(Part of a data file)
########################################

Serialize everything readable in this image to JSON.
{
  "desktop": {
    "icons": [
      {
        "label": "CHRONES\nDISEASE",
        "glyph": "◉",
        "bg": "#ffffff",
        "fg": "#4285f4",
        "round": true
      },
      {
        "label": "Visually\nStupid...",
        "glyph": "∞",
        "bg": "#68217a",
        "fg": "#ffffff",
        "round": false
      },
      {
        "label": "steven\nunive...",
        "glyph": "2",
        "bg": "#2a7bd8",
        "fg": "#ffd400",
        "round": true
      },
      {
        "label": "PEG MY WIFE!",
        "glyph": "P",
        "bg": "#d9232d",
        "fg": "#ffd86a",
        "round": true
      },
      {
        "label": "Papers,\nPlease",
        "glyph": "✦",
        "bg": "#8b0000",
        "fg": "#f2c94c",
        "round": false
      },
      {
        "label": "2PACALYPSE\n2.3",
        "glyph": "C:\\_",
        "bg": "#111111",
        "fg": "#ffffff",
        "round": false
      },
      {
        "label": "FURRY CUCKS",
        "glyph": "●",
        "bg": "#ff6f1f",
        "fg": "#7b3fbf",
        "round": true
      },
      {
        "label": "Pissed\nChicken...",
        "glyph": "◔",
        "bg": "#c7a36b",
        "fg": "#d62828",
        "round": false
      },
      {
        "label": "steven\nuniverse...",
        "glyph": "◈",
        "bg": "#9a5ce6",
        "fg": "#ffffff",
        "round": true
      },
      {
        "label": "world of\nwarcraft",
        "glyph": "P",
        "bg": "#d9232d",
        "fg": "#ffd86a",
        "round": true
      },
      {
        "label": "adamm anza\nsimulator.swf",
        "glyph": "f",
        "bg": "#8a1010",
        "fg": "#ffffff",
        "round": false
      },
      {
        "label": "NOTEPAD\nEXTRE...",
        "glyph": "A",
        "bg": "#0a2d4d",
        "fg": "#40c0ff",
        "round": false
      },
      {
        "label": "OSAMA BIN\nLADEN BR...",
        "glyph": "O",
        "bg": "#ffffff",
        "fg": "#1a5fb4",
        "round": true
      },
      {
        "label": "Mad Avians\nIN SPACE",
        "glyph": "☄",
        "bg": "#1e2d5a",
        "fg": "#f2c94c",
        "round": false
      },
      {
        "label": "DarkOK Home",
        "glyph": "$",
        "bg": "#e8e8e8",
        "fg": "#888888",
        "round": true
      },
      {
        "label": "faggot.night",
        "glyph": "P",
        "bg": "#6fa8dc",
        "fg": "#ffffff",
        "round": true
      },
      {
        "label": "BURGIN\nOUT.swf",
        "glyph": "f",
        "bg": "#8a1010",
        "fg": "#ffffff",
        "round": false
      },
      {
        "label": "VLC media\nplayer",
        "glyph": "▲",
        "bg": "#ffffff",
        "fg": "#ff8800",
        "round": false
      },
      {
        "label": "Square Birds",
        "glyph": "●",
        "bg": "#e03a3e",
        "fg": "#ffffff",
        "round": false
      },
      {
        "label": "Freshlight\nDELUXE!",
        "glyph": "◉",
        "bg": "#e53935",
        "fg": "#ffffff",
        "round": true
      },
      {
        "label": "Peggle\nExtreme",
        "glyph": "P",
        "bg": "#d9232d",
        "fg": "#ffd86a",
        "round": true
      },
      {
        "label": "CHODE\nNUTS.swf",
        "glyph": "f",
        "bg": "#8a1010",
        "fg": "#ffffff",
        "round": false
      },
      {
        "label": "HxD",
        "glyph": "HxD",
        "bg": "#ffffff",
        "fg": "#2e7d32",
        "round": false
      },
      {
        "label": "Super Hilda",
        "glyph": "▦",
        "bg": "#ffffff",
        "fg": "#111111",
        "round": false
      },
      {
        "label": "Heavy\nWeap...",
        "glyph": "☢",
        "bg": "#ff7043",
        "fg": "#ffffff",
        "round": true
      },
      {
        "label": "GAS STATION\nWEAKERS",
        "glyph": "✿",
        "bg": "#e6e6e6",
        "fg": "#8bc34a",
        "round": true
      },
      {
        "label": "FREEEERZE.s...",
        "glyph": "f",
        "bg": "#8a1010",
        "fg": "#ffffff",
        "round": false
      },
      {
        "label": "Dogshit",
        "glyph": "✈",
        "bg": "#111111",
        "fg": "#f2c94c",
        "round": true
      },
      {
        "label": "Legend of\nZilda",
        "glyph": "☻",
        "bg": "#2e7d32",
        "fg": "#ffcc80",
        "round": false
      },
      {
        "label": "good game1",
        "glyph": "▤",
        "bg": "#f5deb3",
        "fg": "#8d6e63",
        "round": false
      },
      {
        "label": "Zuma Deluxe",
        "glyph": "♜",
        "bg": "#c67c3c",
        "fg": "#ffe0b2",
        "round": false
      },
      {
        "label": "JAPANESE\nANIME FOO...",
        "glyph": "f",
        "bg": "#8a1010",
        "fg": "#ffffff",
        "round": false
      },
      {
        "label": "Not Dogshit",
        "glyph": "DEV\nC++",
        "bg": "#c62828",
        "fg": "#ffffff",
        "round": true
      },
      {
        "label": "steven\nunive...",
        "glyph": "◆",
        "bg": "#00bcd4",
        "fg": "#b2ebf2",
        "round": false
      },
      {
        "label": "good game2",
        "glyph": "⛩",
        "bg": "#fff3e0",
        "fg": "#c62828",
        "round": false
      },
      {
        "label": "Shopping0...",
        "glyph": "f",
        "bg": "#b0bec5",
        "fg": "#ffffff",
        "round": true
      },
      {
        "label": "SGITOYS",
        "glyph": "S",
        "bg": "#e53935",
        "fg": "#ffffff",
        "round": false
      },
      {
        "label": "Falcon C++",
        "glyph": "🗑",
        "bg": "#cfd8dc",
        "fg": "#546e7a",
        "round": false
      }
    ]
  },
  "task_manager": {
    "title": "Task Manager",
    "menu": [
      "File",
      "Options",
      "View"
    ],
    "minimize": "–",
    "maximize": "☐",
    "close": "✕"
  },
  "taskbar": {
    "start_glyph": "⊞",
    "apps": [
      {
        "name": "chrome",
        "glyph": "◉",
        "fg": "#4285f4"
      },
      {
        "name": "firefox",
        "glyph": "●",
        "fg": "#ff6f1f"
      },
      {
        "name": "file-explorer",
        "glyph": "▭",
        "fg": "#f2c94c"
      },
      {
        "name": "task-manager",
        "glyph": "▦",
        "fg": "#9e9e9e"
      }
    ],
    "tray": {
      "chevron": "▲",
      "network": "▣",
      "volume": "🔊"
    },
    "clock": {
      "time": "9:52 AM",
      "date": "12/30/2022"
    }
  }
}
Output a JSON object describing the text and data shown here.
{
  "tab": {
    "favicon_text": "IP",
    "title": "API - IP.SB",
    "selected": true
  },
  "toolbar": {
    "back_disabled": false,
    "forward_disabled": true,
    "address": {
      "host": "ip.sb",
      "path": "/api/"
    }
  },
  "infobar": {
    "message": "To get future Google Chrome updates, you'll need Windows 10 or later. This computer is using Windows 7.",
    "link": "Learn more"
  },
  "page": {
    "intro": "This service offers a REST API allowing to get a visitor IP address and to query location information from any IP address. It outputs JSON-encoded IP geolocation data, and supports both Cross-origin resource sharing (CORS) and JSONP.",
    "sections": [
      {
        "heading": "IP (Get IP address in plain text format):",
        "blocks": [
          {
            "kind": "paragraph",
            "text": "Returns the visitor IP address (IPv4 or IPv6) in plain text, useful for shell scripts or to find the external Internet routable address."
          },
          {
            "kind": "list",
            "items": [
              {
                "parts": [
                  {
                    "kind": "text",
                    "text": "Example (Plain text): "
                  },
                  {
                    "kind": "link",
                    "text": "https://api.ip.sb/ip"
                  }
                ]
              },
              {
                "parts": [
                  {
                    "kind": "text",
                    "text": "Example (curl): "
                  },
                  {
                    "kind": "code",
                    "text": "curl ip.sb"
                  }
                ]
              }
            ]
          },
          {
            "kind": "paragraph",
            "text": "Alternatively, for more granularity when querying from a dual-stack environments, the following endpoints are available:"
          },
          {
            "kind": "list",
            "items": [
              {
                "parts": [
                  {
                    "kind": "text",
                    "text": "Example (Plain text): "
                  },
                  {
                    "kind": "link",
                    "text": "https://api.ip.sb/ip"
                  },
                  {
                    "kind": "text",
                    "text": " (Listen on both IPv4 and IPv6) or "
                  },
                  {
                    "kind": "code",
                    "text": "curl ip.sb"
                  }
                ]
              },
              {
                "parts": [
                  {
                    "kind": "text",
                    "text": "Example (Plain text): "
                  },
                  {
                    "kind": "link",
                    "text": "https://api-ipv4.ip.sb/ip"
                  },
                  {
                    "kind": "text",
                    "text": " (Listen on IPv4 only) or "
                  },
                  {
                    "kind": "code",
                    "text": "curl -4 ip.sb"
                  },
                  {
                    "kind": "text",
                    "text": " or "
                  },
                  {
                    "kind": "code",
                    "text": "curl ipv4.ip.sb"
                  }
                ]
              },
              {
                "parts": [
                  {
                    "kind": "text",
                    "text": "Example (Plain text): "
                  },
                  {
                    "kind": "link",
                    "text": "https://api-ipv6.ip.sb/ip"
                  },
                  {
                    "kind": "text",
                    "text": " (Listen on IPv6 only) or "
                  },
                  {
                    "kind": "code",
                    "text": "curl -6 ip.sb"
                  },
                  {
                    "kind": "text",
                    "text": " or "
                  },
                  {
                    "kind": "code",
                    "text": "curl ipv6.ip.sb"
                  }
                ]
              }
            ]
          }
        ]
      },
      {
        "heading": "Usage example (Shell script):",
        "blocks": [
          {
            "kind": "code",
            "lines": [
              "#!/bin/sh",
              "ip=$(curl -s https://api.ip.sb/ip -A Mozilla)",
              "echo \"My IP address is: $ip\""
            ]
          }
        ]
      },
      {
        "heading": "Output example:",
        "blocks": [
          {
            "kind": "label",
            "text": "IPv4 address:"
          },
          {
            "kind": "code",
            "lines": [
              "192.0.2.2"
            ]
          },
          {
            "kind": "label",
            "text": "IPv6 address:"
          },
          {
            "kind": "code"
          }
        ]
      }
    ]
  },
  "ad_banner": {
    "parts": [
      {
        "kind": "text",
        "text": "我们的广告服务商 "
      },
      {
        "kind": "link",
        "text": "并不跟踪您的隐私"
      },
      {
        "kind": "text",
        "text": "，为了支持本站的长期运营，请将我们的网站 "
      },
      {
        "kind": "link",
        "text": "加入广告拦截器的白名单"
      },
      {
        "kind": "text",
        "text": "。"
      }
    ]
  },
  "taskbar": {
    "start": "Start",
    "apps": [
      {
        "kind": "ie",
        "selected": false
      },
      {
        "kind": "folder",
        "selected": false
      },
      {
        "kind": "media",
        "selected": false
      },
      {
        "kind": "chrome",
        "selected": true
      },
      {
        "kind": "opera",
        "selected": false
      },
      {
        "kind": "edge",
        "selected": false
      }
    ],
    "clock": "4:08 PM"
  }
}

########################################

_Your instructions_
State the count of lines in the data holding the word "address", adding nothing to it.

_The reply_
7